# Written task
The data below should be restated word for word, with every picture omitted.

== Records to process ==

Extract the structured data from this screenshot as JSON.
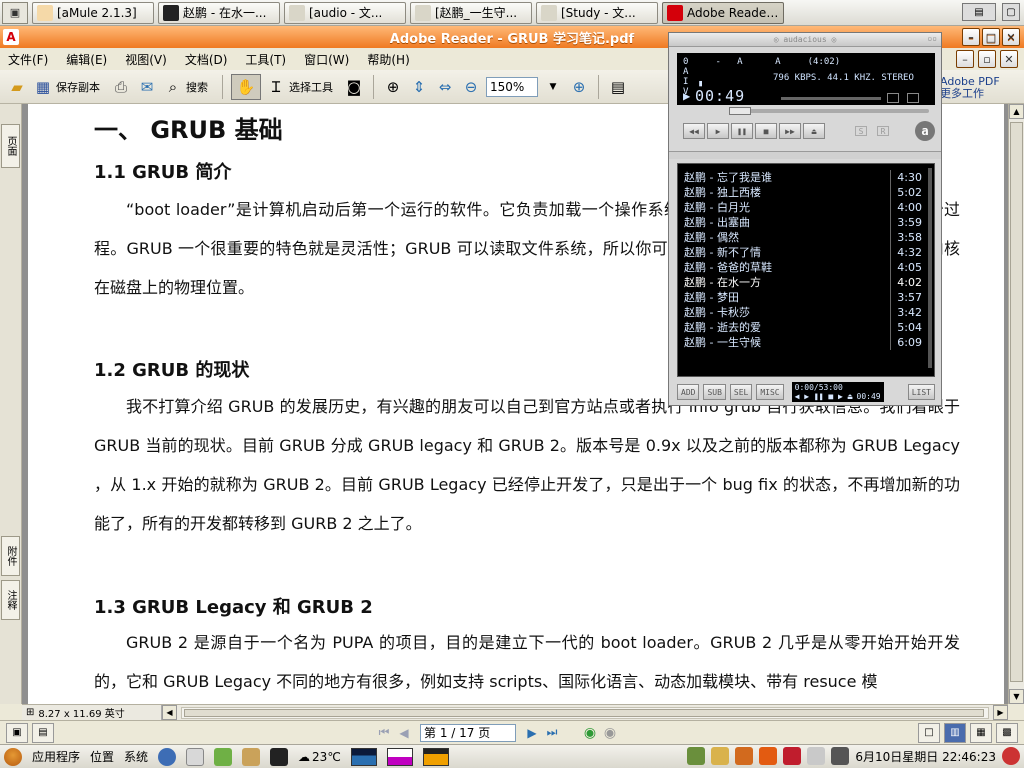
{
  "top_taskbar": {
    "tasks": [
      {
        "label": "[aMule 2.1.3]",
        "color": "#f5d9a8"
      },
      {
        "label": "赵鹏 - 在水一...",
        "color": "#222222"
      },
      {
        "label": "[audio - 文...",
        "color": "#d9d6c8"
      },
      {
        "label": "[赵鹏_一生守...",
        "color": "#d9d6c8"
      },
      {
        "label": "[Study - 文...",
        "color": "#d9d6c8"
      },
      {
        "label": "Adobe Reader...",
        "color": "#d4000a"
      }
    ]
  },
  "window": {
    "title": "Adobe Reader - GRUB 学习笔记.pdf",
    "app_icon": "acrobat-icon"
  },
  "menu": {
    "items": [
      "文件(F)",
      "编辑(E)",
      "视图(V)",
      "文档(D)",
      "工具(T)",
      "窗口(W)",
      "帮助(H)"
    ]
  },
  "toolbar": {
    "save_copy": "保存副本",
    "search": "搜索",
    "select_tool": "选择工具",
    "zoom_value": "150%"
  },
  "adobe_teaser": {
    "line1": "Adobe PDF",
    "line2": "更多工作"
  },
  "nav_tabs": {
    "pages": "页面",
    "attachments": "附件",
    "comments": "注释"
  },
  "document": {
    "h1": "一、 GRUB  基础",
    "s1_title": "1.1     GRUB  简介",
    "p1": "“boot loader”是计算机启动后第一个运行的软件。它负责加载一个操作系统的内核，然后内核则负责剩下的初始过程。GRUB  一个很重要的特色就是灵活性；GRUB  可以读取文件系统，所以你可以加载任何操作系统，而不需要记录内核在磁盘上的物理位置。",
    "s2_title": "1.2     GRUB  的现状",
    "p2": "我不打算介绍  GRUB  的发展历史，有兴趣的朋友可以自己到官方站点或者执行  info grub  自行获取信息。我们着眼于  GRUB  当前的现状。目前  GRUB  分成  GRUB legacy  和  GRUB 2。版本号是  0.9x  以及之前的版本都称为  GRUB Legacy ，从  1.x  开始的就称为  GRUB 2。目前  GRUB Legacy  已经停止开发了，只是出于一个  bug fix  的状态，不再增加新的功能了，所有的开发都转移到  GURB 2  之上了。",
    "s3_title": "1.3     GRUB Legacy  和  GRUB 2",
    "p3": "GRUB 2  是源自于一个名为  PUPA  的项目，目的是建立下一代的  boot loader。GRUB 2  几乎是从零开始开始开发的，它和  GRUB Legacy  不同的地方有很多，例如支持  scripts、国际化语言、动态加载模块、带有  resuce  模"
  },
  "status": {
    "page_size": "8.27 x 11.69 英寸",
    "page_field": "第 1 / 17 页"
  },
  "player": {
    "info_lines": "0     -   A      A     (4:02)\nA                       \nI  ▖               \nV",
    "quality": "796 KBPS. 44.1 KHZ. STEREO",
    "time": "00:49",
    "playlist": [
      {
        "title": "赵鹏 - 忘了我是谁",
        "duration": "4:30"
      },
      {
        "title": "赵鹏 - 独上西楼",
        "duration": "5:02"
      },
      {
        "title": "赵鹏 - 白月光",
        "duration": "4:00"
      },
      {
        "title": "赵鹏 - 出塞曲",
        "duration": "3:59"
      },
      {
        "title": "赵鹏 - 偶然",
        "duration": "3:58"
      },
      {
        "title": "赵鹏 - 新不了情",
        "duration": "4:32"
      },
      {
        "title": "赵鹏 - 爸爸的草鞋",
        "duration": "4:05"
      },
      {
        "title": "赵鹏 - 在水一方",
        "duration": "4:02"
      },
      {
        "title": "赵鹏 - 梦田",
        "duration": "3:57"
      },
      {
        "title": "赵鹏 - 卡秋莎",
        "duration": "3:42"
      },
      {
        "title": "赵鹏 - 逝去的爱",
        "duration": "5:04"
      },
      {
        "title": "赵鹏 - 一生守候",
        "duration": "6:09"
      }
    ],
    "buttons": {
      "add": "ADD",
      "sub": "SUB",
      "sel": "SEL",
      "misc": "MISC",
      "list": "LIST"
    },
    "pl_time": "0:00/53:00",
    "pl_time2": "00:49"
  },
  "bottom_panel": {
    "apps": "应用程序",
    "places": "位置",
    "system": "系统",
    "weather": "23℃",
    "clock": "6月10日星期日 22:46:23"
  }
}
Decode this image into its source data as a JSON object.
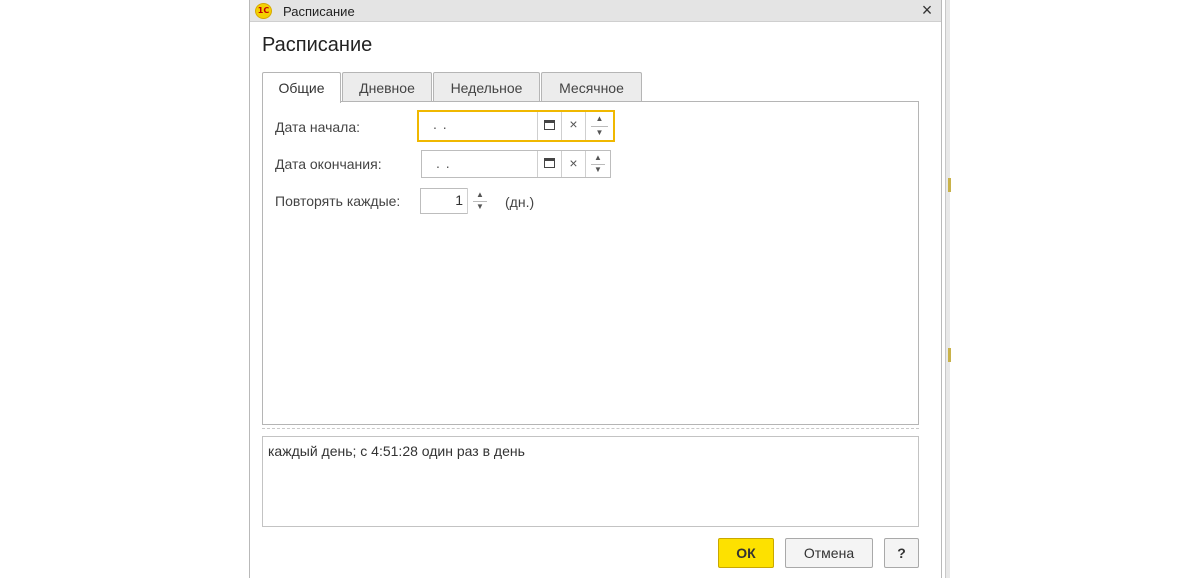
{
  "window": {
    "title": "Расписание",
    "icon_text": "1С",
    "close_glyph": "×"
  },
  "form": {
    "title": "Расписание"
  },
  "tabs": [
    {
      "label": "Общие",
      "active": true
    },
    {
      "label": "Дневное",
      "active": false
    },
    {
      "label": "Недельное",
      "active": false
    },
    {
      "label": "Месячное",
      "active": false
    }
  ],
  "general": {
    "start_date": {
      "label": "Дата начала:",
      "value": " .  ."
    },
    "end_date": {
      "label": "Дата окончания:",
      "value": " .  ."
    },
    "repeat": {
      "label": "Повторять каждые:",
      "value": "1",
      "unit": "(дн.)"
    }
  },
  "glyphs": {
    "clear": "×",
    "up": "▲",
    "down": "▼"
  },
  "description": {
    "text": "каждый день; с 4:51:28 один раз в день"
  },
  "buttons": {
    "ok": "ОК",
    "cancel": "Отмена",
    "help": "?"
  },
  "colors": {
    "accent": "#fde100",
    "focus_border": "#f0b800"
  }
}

===

# Full response
Extract the structured data from this screenshot as JSON.
{
  "top_taskbar": {
    "tasks": [
      {
        "label": "[aMule 2.1.3]",
        "color": "#f5d9a8"
      },
      {
        "label": "赵鹏 - 在水一...",
        "color": "#222222"
      },
      {
        "label": "[audio - 文...",
        "color": "#d9d6c8"
      },
      {
        "label": "[赵鹏_一生守...",
        "color": "#d9d6c8"
      },
      {
        "label": "[Study - 文...",
        "color": "#d9d6c8"
      },
      {
        "label": "Adobe Reader...",
        "color": "#d4000a"
      }
    ]
  },
  "window": {
    "title": "Adobe Reader - GRUB 学习笔记.pdf",
    "app_icon": "acrobat-icon"
  },
  "menu": {
    "items": [
      "文件(F)",
      "编辑(E)",
      "视图(V)",
      "文档(D)",
      "工具(T)",
      "窗口(W)",
      "帮助(H)"
    ]
  },
  "toolbar": {
    "save_copy": "保存副本",
    "search": "搜索",
    "select_tool": "选择工具",
    "zoom_value": "150%"
  },
  "adobe_teaser": {
    "line1": "Adobe PDF",
    "line2": "更多工作"
  },
  "nav_tabs": {
    "pages": "页面",
    "attachments": "附件",
    "comments": "注释"
  },
  "document": {
    "h1": "一、 GRUB  基础",
    "s1_title": "1.1     GRUB  简介",
    "p1": "“boot loader”是计算机启动后第一个运行的软件。它负责加载一个操作系统的内核，然后内核则负责剩下的初始过程。GRUB  一个很重要的特色就是灵活性；GRUB  可以读取文件系统，所以你可以加载任何操作系统，而不需要记录内核在磁盘上的物理位置。",
    "s2_title": "1.2     GRUB  的现状",
    "p2": "我不打算介绍  GRUB  的发展历史，有兴趣的朋友可以自己到官方站点或者执行  info grub  自行获取信息。我们着眼于  GRUB  当前的现状。目前  GRUB  分成  GRUB legacy  和  GRUB 2。版本号是  0.9x  以及之前的版本都称为  GRUB Legacy ，从  1.x  开始的就称为  GRUB 2。目前  GRUB Legacy  已经停止开发了，只是出于一个  bug fix  的状态，不再增加新的功能了，所有的开发都转移到  GURB 2  之上了。",
    "s3_title": "1.3     GRUB Legacy  和  GRUB 2",
    "p3": "GRUB 2  是源自于一个名为  PUPA  的项目，目的是建立下一代的  boot loader。GRUB 2  几乎是从零开始开始开发的，它和  GRUB Legacy  不同的地方有很多，例如支持  scripts、国际化语言、动态加载模块、带有  resuce  模"
  },
  "status": {
    "page_size": "8.27 x 11.69 英寸",
    "page_field": "第 1 / 17 页"
  },
  "player": {
    "info_lines": "0     -   A      A     (4:02)\nA                       \nI  ▖               \nV",
    "quality": "796 KBPS. 44.1 KHZ. STEREO",
    "time": "00:49",
    "playlist": [
      {
        "title": "赵鹏 - 忘了我是谁",
        "duration": "4:30"
      },
      {
        "title": "赵鹏 - 独上西楼",
        "duration": "5:02"
      },
      {
        "title": "赵鹏 - 白月光",
        "duration": "4:00"
      },
      {
        "title": "赵鹏 - 出塞曲",
        "duration": "3:59"
      },
      {
        "title": "赵鹏 - 偶然",
        "duration": "3:58"
      },
      {
        "title": "赵鹏 - 新不了情",
        "duration": "4:32"
      },
      {
        "title": "赵鹏 - 爸爸的草鞋",
        "duration": "4:05"
      },
      {
        "title": "赵鹏 - 在水一方",
        "duration": "4:02"
      },
      {
        "title": "赵鹏 - 梦田",
        "duration": "3:57"
      },
      {
        "title": "赵鹏 - 卡秋莎",
        "duration": "3:42"
      },
      {
        "title": "赵鹏 - 逝去的爱",
        "duration": "5:04"
      },
      {
        "title": "赵鹏 - 一生守候",
        "duration": "6:09"
      }
    ],
    "buttons": {
      "add": "ADD",
      "sub": "SUB",
      "sel": "SEL",
      "misc": "MISC",
      "list": "LIST"
    },
    "pl_time": "0:00/53:00",
    "pl_time2": "00:49"
  },
  "bottom_panel": {
    "apps": "应用程序",
    "places": "位置",
    "system": "系统",
    "weather": "23℃",
    "clock": "6月10日星期日 22:46:23"
  }
}
Decode this image into its source data as a JSON object.
{
  "window": {
    "title": "Расписание",
    "icon_text": "1С",
    "close_glyph": "×"
  },
  "form": {
    "title": "Расписание"
  },
  "tabs": [
    {
      "label": "Общие",
      "active": true
    },
    {
      "label": "Дневное",
      "active": false
    },
    {
      "label": "Недельное",
      "active": false
    },
    {
      "label": "Месячное",
      "active": false
    }
  ],
  "general": {
    "start_date": {
      "label": "Дата начала:",
      "value": " .  ."
    },
    "end_date": {
      "label": "Дата окончания:",
      "value": " .  ."
    },
    "repeat": {
      "label": "Повторять каждые:",
      "value": "1",
      "unit": "(дн.)"
    }
  },
  "glyphs": {
    "clear": "×",
    "up": "▲",
    "down": "▼"
  },
  "description": {
    "text": "каждый день; с 4:51:28 один раз в день"
  },
  "buttons": {
    "ok": "ОК",
    "cancel": "Отмена",
    "help": "?"
  },
  "colors": {
    "accent": "#fde100",
    "focus_border": "#f0b800"
  }
}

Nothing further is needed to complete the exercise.